▸ **INSTRUCTIONS FOR THE TASK**: How many lines in the listing below include the word "caption"? Answer with the number and nothing else.

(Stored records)
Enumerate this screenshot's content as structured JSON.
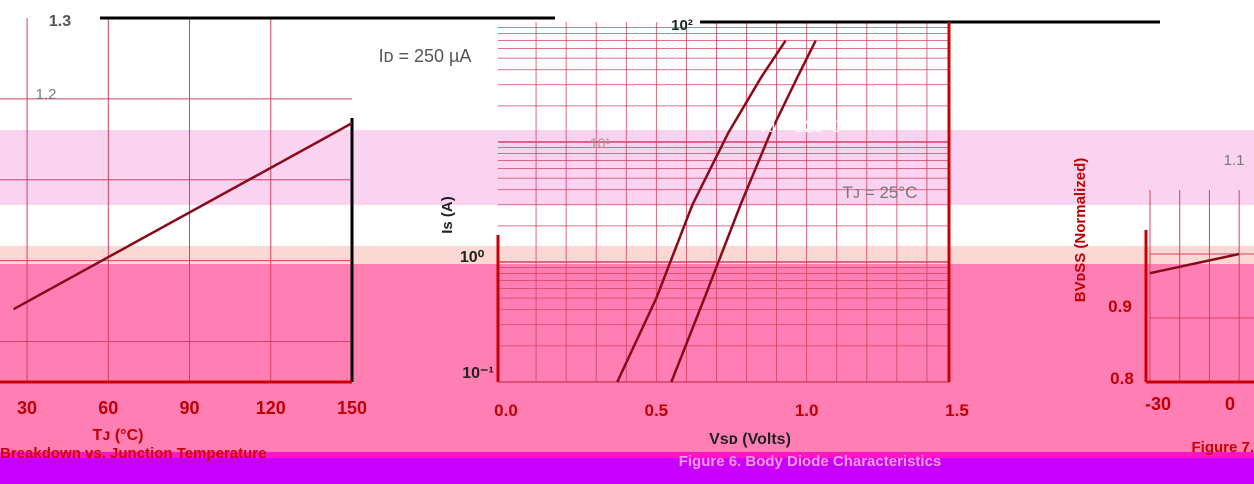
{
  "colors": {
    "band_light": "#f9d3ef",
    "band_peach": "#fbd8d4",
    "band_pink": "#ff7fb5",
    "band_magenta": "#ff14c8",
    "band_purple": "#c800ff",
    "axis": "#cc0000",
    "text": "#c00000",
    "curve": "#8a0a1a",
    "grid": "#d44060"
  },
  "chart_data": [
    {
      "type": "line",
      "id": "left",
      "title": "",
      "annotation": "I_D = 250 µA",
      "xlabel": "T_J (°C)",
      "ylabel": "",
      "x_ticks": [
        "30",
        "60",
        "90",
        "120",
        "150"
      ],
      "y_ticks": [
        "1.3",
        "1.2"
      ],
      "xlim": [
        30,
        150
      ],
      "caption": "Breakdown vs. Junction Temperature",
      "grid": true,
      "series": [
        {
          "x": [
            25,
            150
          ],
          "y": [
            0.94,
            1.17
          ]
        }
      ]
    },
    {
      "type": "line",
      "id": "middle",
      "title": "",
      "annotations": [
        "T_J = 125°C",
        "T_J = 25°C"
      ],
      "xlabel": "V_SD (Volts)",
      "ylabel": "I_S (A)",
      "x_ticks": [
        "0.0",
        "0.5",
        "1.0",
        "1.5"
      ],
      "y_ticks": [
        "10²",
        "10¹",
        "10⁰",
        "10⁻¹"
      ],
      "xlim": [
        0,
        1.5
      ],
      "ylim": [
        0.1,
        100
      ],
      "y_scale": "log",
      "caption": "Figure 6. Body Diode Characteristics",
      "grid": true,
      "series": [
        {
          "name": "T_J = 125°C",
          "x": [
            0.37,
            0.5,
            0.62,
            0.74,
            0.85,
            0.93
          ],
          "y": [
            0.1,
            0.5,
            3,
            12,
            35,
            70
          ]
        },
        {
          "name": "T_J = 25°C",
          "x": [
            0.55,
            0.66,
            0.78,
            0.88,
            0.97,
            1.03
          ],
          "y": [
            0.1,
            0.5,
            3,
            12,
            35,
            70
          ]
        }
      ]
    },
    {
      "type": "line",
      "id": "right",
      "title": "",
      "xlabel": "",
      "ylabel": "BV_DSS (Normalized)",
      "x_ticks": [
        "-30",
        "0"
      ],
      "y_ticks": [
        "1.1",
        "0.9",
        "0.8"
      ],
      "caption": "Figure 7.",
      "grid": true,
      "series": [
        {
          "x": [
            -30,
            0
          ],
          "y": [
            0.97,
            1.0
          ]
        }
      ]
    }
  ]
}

▸ **EXERCISE ANSWER**: 3